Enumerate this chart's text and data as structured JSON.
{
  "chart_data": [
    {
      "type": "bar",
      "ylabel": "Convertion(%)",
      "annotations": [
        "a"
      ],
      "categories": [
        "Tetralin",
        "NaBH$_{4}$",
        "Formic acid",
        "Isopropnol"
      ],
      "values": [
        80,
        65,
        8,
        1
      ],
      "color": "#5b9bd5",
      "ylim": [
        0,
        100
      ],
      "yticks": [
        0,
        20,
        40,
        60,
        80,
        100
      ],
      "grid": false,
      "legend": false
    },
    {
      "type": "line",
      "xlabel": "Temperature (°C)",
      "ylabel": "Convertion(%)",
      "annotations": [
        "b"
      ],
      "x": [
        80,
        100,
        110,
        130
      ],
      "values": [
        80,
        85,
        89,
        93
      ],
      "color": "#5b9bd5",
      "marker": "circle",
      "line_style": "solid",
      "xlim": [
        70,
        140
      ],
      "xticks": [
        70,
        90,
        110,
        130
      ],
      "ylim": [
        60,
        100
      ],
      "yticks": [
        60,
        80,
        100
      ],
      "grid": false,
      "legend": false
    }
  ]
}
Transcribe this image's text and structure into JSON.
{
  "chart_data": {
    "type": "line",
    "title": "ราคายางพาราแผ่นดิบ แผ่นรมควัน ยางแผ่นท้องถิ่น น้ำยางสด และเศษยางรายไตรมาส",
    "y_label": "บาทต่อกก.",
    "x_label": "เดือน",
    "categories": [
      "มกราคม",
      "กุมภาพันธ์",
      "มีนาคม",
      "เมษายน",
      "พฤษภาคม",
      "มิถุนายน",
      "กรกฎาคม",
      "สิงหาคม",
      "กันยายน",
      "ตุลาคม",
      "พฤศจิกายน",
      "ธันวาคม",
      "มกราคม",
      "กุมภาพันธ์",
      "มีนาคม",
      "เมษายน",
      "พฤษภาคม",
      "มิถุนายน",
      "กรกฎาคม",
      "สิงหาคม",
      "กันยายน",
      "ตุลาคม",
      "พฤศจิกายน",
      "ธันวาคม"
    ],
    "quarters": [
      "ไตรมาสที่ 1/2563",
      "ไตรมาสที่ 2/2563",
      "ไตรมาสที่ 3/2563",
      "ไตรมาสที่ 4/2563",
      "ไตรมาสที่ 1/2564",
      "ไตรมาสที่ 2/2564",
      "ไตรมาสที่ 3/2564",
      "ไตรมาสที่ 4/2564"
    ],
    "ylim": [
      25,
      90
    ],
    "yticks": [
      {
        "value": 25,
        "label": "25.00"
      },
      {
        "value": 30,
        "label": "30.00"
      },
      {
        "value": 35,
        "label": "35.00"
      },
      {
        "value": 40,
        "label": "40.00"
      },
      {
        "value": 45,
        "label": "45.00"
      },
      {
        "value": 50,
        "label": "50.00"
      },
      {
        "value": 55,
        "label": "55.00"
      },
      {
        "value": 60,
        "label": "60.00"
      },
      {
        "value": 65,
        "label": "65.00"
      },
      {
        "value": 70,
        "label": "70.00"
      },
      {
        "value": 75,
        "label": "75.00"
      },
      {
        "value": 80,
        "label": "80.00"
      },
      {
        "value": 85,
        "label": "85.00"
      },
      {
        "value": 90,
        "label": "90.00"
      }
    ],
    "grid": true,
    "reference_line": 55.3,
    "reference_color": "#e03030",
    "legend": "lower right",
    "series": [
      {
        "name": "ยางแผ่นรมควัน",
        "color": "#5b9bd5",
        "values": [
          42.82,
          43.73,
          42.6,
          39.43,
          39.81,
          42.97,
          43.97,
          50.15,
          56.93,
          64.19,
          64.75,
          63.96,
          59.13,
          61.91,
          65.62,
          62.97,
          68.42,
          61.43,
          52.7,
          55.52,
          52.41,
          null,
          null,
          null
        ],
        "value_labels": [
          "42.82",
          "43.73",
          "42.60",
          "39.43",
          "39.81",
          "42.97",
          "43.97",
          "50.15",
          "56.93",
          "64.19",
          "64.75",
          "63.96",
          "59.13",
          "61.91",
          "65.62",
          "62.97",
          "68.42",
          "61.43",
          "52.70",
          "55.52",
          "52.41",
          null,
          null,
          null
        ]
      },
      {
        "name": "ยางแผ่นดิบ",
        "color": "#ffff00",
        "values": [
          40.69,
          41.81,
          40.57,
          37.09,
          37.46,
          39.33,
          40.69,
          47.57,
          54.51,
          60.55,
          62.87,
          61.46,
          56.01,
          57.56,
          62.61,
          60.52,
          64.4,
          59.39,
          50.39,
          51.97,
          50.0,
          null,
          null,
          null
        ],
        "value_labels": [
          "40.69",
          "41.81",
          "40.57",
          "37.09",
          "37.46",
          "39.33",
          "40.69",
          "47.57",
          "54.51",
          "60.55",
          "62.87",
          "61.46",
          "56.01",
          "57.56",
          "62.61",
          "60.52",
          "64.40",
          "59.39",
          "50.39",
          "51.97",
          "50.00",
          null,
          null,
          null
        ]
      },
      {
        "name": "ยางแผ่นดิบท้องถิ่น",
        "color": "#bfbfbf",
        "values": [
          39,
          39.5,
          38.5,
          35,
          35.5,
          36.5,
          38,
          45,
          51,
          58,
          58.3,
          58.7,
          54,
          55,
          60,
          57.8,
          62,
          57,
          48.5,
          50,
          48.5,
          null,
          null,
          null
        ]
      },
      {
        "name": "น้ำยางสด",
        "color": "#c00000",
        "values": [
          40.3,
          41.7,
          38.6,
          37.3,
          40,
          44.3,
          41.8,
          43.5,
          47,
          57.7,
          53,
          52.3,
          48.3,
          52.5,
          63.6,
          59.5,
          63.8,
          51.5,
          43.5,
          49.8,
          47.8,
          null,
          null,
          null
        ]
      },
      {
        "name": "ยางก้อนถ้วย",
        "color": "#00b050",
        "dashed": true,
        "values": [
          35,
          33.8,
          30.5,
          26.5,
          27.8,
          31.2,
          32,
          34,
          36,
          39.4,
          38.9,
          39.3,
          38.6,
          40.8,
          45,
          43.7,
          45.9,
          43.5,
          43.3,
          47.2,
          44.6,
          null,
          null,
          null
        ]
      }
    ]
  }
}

● **BRIEF**
Extract the full listing above without altering anything.

● **COMPLETED TASK**
Enumerate this chart's text and data as structured JSON.
{
  "chart_data": [
    {
      "type": "bar",
      "ylabel": "Convertion(%)",
      "annotations": [
        "a"
      ],
      "categories": [
        "Tetralin",
        "NaBH$_{4}$",
        "Formic acid",
        "Isopropnol"
      ],
      "values": [
        80,
        65,
        8,
        1
      ],
      "color": "#5b9bd5",
      "ylim": [
        0,
        100
      ],
      "yticks": [
        0,
        20,
        40,
        60,
        80,
        100
      ],
      "grid": false,
      "legend": false
    },
    {
      "type": "line",
      "xlabel": "Temperature (°C)",
      "ylabel": "Convertion(%)",
      "annotations": [
        "b"
      ],
      "x": [
        80,
        100,
        110,
        130
      ],
      "values": [
        80,
        85,
        89,
        93
      ],
      "color": "#5b9bd5",
      "marker": "circle",
      "line_style": "solid",
      "xlim": [
        70,
        140
      ],
      "xticks": [
        70,
        90,
        110,
        130
      ],
      "ylim": [
        60,
        100
      ],
      "yticks": [
        60,
        80,
        100
      ],
      "grid": false,
      "legend": false
    }
  ]
}
Transcribe this image's text and structure into JSON.
{
  "chart_data": {
    "type": "line",
    "title": "ราคายางพาราแผ่นดิบ แผ่นรมควัน ยางแผ่นท้องถิ่น น้ำยางสด และเศษยางรายไตรมาส",
    "y_label": "บาทต่อกก.",
    "x_label": "เดือน",
    "categories": [
      "มกราคม",
      "กุมภาพันธ์",
      "มีนาคม",
      "เมษายน",
      "พฤษภาคม",
      "มิถุนายน",
      "กรกฎาคม",
      "สิงหาคม",
      "กันยายน",
      "ตุลาคม",
      "พฤศจิกายน",
      "ธันวาคม",
      "มกราคม",
      "กุมภาพันธ์",
      "มีนาคม",
      "เมษายน",
      "พฤษภาคม",
      "มิถุนายน",
      "กรกฎาคม",
      "สิงหาคม",
      "กันยายน",
      "ตุลาคม",
      "พฤศจิกายน",
      "ธันวาคม"
    ],
    "quarters": [
      "ไตรมาสที่ 1/2563",
      "ไตรมาสที่ 2/2563",
      "ไตรมาสที่ 3/2563",
      "ไตรมาสที่ 4/2563",
      "ไตรมาสที่ 1/2564",
      "ไตรมาสที่ 2/2564",
      "ไตรมาสที่ 3/2564",
      "ไตรมาสที่ 4/2564"
    ],
    "ylim": [
      25,
      90
    ],
    "yticks": [
      {
        "value": 25,
        "label": "25.00"
      },
      {
        "value": 30,
        "label": "30.00"
      },
      {
        "value": 35,
        "label": "35.00"
      },
      {
        "value": 40,
        "label": "40.00"
      },
      {
        "value": 45,
        "label": "45.00"
      },
      {
        "value": 50,
        "label": "50.00"
      },
      {
        "value": 55,
        "label": "55.00"
      },
      {
        "value": 60,
        "label": "60.00"
      },
      {
        "value": 65,
        "label": "65.00"
      },
      {
        "value": 70,
        "label": "70.00"
      },
      {
        "value": 75,
        "label": "75.00"
      },
      {
        "value": 80,
        "label": "80.00"
      },
      {
        "value": 85,
        "label": "85.00"
      },
      {
        "value": 90,
        "label": "90.00"
      }
    ],
    "grid": true,
    "reference_line": 55.3,
    "reference_color": "#e03030",
    "legend": "lower right",
    "series": [
      {
        "name": "ยางแผ่นรมควัน",
        "color": "#5b9bd5",
        "values": [
          42.82,
          43.73,
          42.6,
          39.43,
          39.81,
          42.97,
          43.97,
          50.15,
          56.93,
          64.19,
          64.75,
          63.96,
          59.13,
          61.91,
          65.62,
          62.97,
          68.42,
          61.43,
          52.7,
          55.52,
          52.41,
          null,
          null,
          null
        ],
        "value_labels": [
          "42.82",
          "43.73",
          "42.60",
          "39.43",
          "39.81",
          "42.97",
          "43.97",
          "50.15",
          "56.93",
          "64.19",
          "64.75",
          "63.96",
          "59.13",
          "61.91",
          "65.62",
          "62.97",
          "68.42",
          "61.43",
          "52.70",
          "55.52",
          "52.41",
          null,
          null,
          null
        ]
      },
      {
        "name": "ยางแผ่นดิบ",
        "color": "#ffff00",
        "values": [
          40.69,
          41.81,
          40.57,
          37.09,
          37.46,
          39.33,
          40.69,
          47.57,
          54.51,
          60.55,
          62.87,
          61.46,
          56.01,
          57.56,
          62.61,
          60.52,
          64.4,
          59.39,
          50.39,
          51.97,
          50.0,
          null,
          null,
          null
        ],
        "value_labels": [
          "40.69",
          "41.81",
          "40.57",
          "37.09",
          "37.46",
          "39.33",
          "40.69",
          "47.57",
          "54.51",
          "60.55",
          "62.87",
          "61.46",
          "56.01",
          "57.56",
          "62.61",
          "60.52",
          "64.40",
          "59.39",
          "50.39",
          "51.97",
          "50.00",
          null,
          null,
          null
        ]
      },
      {
        "name": "ยางแผ่นดิบท้องถิ่น",
        "color": "#bfbfbf",
        "values": [
          39,
          39.5,
          38.5,
          35,
          35.5,
          36.5,
          38,
          45,
          51,
          58,
          58.3,
          58.7,
          54,
          55,
          60,
          57.8,
          62,
          57,
          48.5,
          50,
          48.5,
          null,
          null,
          null
        ]
      },
      {
        "name": "น้ำยางสด",
        "color": "#c00000",
        "values": [
          40.3,
          41.7,
          38.6,
          37.3,
          40,
          44.3,
          41.8,
          43.5,
          47,
          57.7,
          53,
          52.3,
          48.3,
          52.5,
          63.6,
          59.5,
          63.8,
          51.5,
          43.5,
          49.8,
          47.8,
          null,
          null,
          null
        ]
      },
      {
        "name": "ยางก้อนถ้วย",
        "color": "#00b050",
        "dashed": true,
        "values": [
          35,
          33.8,
          30.5,
          26.5,
          27.8,
          31.2,
          32,
          34,
          36,
          39.4,
          38.9,
          39.3,
          38.6,
          40.8,
          45,
          43.7,
          45.9,
          43.5,
          43.3,
          47.2,
          44.6,
          null,
          null,
          null
        ]
      }
    ]
  }
}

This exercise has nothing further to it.